DATA SUPPLIED ::

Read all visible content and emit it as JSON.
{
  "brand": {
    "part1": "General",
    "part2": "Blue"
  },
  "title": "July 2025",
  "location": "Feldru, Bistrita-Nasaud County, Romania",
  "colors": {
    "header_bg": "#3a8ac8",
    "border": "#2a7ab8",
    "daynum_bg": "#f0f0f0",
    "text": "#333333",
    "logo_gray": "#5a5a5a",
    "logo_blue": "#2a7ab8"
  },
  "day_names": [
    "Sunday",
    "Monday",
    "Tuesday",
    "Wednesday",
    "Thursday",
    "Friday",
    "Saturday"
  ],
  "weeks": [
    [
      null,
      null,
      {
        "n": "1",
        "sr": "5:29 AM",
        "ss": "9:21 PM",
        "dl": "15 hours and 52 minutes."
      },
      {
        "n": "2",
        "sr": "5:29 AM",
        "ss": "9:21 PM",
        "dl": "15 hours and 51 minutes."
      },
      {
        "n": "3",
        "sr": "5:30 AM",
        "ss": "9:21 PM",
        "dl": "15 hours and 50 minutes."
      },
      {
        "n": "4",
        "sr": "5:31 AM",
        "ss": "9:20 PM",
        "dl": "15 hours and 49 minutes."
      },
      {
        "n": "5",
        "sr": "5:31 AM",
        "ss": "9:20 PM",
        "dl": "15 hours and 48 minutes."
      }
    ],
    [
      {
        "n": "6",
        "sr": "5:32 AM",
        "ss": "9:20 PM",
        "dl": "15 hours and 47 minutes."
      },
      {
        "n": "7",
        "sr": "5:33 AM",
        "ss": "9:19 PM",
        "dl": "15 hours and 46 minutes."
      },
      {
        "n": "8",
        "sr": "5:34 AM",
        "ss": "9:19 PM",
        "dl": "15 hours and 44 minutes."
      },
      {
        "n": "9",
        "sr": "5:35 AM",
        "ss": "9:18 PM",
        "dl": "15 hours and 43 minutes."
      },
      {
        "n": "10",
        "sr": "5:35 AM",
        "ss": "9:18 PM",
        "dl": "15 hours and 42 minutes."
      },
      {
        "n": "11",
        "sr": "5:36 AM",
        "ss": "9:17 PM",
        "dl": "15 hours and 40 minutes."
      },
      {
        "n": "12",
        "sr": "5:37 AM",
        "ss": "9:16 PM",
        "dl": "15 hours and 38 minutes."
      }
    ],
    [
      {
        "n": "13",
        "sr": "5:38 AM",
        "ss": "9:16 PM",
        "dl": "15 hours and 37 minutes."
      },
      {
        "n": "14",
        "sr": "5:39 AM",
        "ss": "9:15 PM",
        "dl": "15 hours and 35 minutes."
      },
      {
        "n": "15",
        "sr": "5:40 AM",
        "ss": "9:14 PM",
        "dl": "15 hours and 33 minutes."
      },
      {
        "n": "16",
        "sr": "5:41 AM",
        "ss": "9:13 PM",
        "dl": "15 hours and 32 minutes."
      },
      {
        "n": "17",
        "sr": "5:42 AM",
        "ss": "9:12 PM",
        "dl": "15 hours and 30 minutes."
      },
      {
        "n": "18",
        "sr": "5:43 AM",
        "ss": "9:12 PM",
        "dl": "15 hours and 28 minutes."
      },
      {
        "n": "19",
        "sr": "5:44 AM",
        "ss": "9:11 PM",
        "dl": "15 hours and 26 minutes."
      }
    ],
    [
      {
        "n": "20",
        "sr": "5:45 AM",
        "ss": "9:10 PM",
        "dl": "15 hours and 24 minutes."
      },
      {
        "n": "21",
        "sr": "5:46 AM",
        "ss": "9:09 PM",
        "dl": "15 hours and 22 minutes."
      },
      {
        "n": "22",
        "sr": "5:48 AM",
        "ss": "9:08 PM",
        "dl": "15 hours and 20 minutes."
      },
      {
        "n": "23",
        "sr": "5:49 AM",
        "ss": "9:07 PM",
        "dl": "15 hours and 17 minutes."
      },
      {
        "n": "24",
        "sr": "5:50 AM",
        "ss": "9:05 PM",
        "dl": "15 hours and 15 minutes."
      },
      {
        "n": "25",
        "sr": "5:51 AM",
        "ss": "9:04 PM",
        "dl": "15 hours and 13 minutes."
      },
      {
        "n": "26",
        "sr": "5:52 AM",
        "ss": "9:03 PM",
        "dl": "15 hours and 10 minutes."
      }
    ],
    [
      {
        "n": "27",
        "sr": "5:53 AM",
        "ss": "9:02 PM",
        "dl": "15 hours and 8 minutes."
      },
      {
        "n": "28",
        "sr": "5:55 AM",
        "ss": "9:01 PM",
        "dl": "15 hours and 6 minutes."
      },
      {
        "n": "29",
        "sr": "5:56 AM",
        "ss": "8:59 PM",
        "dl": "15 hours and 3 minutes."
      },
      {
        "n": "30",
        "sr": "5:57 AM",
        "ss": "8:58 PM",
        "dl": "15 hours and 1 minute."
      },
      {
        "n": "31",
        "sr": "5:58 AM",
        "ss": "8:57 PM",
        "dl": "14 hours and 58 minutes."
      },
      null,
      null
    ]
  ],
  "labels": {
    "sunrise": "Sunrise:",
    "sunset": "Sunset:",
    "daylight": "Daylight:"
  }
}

WORK TO COMPLETE :: Reproduce the full listing exactly.

OUTPUT BELOW ::
Read all visible content and emit it as JSON.
{
  "brand": {
    "part1": "General",
    "part2": "Blue"
  },
  "title": "July 2025",
  "location": "Feldru, Bistrita-Nasaud County, Romania",
  "colors": {
    "header_bg": "#3a8ac8",
    "border": "#2a7ab8",
    "daynum_bg": "#f0f0f0",
    "text": "#333333",
    "logo_gray": "#5a5a5a",
    "logo_blue": "#2a7ab8"
  },
  "day_names": [
    "Sunday",
    "Monday",
    "Tuesday",
    "Wednesday",
    "Thursday",
    "Friday",
    "Saturday"
  ],
  "weeks": [
    [
      null,
      null,
      {
        "n": "1",
        "sr": "5:29 AM",
        "ss": "9:21 PM",
        "dl": "15 hours and 52 minutes."
      },
      {
        "n": "2",
        "sr": "5:29 AM",
        "ss": "9:21 PM",
        "dl": "15 hours and 51 minutes."
      },
      {
        "n": "3",
        "sr": "5:30 AM",
        "ss": "9:21 PM",
        "dl": "15 hours and 50 minutes."
      },
      {
        "n": "4",
        "sr": "5:31 AM",
        "ss": "9:20 PM",
        "dl": "15 hours and 49 minutes."
      },
      {
        "n": "5",
        "sr": "5:31 AM",
        "ss": "9:20 PM",
        "dl": "15 hours and 48 minutes."
      }
    ],
    [
      {
        "n": "6",
        "sr": "5:32 AM",
        "ss": "9:20 PM",
        "dl": "15 hours and 47 minutes."
      },
      {
        "n": "7",
        "sr": "5:33 AM",
        "ss": "9:19 PM",
        "dl": "15 hours and 46 minutes."
      },
      {
        "n": "8",
        "sr": "5:34 AM",
        "ss": "9:19 PM",
        "dl": "15 hours and 44 minutes."
      },
      {
        "n": "9",
        "sr": "5:35 AM",
        "ss": "9:18 PM",
        "dl": "15 hours and 43 minutes."
      },
      {
        "n": "10",
        "sr": "5:35 AM",
        "ss": "9:18 PM",
        "dl": "15 hours and 42 minutes."
      },
      {
        "n": "11",
        "sr": "5:36 AM",
        "ss": "9:17 PM",
        "dl": "15 hours and 40 minutes."
      },
      {
        "n": "12",
        "sr": "5:37 AM",
        "ss": "9:16 PM",
        "dl": "15 hours and 38 minutes."
      }
    ],
    [
      {
        "n": "13",
        "sr": "5:38 AM",
        "ss": "9:16 PM",
        "dl": "15 hours and 37 minutes."
      },
      {
        "n": "14",
        "sr": "5:39 AM",
        "ss": "9:15 PM",
        "dl": "15 hours and 35 minutes."
      },
      {
        "n": "15",
        "sr": "5:40 AM",
        "ss": "9:14 PM",
        "dl": "15 hours and 33 minutes."
      },
      {
        "n": "16",
        "sr": "5:41 AM",
        "ss": "9:13 PM",
        "dl": "15 hours and 32 minutes."
      },
      {
        "n": "17",
        "sr": "5:42 AM",
        "ss": "9:12 PM",
        "dl": "15 hours and 30 minutes."
      },
      {
        "n": "18",
        "sr": "5:43 AM",
        "ss": "9:12 PM",
        "dl": "15 hours and 28 minutes."
      },
      {
        "n": "19",
        "sr": "5:44 AM",
        "ss": "9:11 PM",
        "dl": "15 hours and 26 minutes."
      }
    ],
    [
      {
        "n": "20",
        "sr": "5:45 AM",
        "ss": "9:10 PM",
        "dl": "15 hours and 24 minutes."
      },
      {
        "n": "21",
        "sr": "5:46 AM",
        "ss": "9:09 PM",
        "dl": "15 hours and 22 minutes."
      },
      {
        "n": "22",
        "sr": "5:48 AM",
        "ss": "9:08 PM",
        "dl": "15 hours and 20 minutes."
      },
      {
        "n": "23",
        "sr": "5:49 AM",
        "ss": "9:07 PM",
        "dl": "15 hours and 17 minutes."
      },
      {
        "n": "24",
        "sr": "5:50 AM",
        "ss": "9:05 PM",
        "dl": "15 hours and 15 minutes."
      },
      {
        "n": "25",
        "sr": "5:51 AM",
        "ss": "9:04 PM",
        "dl": "15 hours and 13 minutes."
      },
      {
        "n": "26",
        "sr": "5:52 AM",
        "ss": "9:03 PM",
        "dl": "15 hours and 10 minutes."
      }
    ],
    [
      {
        "n": "27",
        "sr": "5:53 AM",
        "ss": "9:02 PM",
        "dl": "15 hours and 8 minutes."
      },
      {
        "n": "28",
        "sr": "5:55 AM",
        "ss": "9:01 PM",
        "dl": "15 hours and 6 minutes."
      },
      {
        "n": "29",
        "sr": "5:56 AM",
        "ss": "8:59 PM",
        "dl": "15 hours and 3 minutes."
      },
      {
        "n": "30",
        "sr": "5:57 AM",
        "ss": "8:58 PM",
        "dl": "15 hours and 1 minute."
      },
      {
        "n": "31",
        "sr": "5:58 AM",
        "ss": "8:57 PM",
        "dl": "14 hours and 58 minutes."
      },
      null,
      null
    ]
  ],
  "labels": {
    "sunrise": "Sunrise:",
    "sunset": "Sunset:",
    "daylight": "Daylight:"
  }
}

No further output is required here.